Box annotation data:

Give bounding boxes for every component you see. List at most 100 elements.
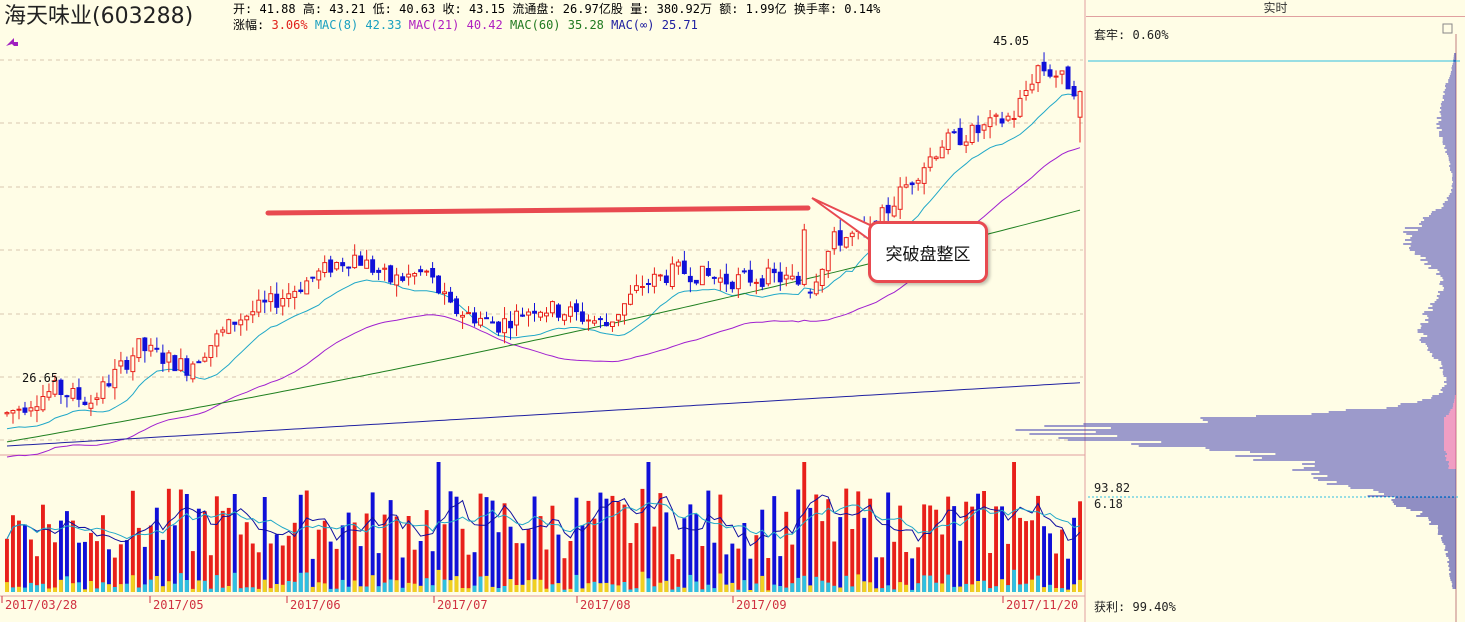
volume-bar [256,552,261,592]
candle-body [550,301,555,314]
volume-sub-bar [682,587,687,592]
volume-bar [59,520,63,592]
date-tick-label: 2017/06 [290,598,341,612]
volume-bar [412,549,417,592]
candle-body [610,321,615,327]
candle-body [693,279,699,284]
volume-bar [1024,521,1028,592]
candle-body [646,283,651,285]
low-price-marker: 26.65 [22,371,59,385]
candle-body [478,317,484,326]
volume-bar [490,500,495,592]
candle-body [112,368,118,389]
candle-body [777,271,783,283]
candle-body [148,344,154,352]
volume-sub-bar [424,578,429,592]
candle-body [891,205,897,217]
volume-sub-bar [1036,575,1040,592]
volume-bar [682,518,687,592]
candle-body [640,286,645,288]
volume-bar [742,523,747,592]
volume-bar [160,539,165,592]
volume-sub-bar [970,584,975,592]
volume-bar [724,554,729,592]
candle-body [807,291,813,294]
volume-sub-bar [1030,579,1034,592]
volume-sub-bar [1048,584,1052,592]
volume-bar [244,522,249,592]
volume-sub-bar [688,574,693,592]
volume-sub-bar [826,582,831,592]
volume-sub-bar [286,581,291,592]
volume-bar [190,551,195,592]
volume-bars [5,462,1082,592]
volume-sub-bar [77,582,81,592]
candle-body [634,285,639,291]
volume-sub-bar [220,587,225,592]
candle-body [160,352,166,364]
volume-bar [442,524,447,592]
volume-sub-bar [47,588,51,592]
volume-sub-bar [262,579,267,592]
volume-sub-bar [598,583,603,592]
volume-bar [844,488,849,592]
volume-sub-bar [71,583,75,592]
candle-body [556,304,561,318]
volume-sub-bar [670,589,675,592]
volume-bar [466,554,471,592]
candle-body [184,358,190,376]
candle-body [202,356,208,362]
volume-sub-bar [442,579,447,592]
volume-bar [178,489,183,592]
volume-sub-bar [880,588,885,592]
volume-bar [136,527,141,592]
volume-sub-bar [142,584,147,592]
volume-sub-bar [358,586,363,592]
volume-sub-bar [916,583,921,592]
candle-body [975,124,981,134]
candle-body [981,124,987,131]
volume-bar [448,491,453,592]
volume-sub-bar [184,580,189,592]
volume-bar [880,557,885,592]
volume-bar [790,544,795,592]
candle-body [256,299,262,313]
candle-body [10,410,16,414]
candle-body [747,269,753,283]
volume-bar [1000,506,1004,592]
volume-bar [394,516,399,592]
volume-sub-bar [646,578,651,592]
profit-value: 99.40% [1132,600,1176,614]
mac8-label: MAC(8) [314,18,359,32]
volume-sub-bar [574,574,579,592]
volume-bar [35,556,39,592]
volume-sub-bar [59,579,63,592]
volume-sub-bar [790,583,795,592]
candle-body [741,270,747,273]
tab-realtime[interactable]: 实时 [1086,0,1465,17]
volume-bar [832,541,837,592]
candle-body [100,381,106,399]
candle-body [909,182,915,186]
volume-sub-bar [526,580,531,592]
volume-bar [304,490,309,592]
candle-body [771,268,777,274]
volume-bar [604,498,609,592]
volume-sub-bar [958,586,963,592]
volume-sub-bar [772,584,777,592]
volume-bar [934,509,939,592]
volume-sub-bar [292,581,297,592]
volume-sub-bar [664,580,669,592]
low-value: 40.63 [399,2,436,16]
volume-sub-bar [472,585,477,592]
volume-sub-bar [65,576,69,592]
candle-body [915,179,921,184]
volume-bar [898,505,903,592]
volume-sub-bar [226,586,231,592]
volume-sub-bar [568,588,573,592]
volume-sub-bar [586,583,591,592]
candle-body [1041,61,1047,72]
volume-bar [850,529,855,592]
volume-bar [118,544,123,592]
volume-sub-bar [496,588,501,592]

• PROBLEM:
Copy the rows above word for word, beginning with the line containing "volume-bar [256,552,261,592]" and continuing through the line containing "profit-value: 99.40% [1132,600,1176,614]".

• WORKED SOLUTION:
volume-bar [256,552,261,592]
candle-body [550,301,555,314]
volume-sub-bar [682,587,687,592]
volume-bar [59,520,63,592]
date-tick-label: 2017/06 [290,598,341,612]
volume-bar [412,549,417,592]
candle-body [610,321,615,327]
candle-body [693,279,699,284]
volume-bar [1024,521,1028,592]
candle-body [646,283,651,285]
low-price-marker: 26.65 [22,371,59,385]
candle-body [478,317,484,326]
volume-bar [490,500,495,592]
candle-body [112,368,118,389]
candle-body [777,271,783,283]
candle-body [148,344,154,352]
volume-sub-bar [424,578,429,592]
candle-body [891,205,897,217]
volume-sub-bar [1036,575,1040,592]
volume-bar [682,518,687,592]
candle-body [640,286,645,288]
volume-bar [742,523,747,592]
volume-bar [160,539,165,592]
volume-sub-bar [970,584,975,592]
volume-bar [724,554,729,592]
candle-body [807,291,813,294]
volume-sub-bar [1030,579,1034,592]
volume-sub-bar [1048,584,1052,592]
volume-bar [244,522,249,592]
volume-sub-bar [688,574,693,592]
volume-sub-bar [826,582,831,592]
volume-sub-bar [286,581,291,592]
volume-bar [190,551,195,592]
volume-bars [5,462,1082,592]
volume-sub-bar [77,582,81,592]
candle-body [634,285,639,291]
volume-sub-bar [220,587,225,592]
candle-body [160,352,166,364]
volume-bar [442,524,447,592]
volume-sub-bar [47,588,51,592]
volume-sub-bar [262,579,267,592]
volume-sub-bar [598,583,603,592]
volume-bar [844,488,849,592]
volume-sub-bar [71,583,75,592]
candle-body [556,304,561,318]
volume-sub-bar [670,589,675,592]
volume-bar [466,554,471,592]
candle-body [184,358,190,376]
candle-body [202,356,208,362]
volume-sub-bar [442,579,447,592]
volume-bar [178,489,183,592]
volume-sub-bar [880,588,885,592]
volume-bar [136,527,141,592]
volume-sub-bar [142,584,147,592]
volume-sub-bar [358,586,363,592]
volume-sub-bar [916,583,921,592]
candle-body [975,124,981,134]
candle-body [981,124,987,131]
volume-bar [448,491,453,592]
volume-sub-bar [184,580,189,592]
volume-bar [880,557,885,592]
volume-bar [790,544,795,592]
candle-body [256,299,262,313]
candle-body [10,410,16,414]
candle-body [747,269,753,283]
volume-bar [1000,506,1004,592]
volume-bar [394,516,399,592]
volume-sub-bar [646,578,651,592]
profit-value: 99.40% [1132,600,1176,614]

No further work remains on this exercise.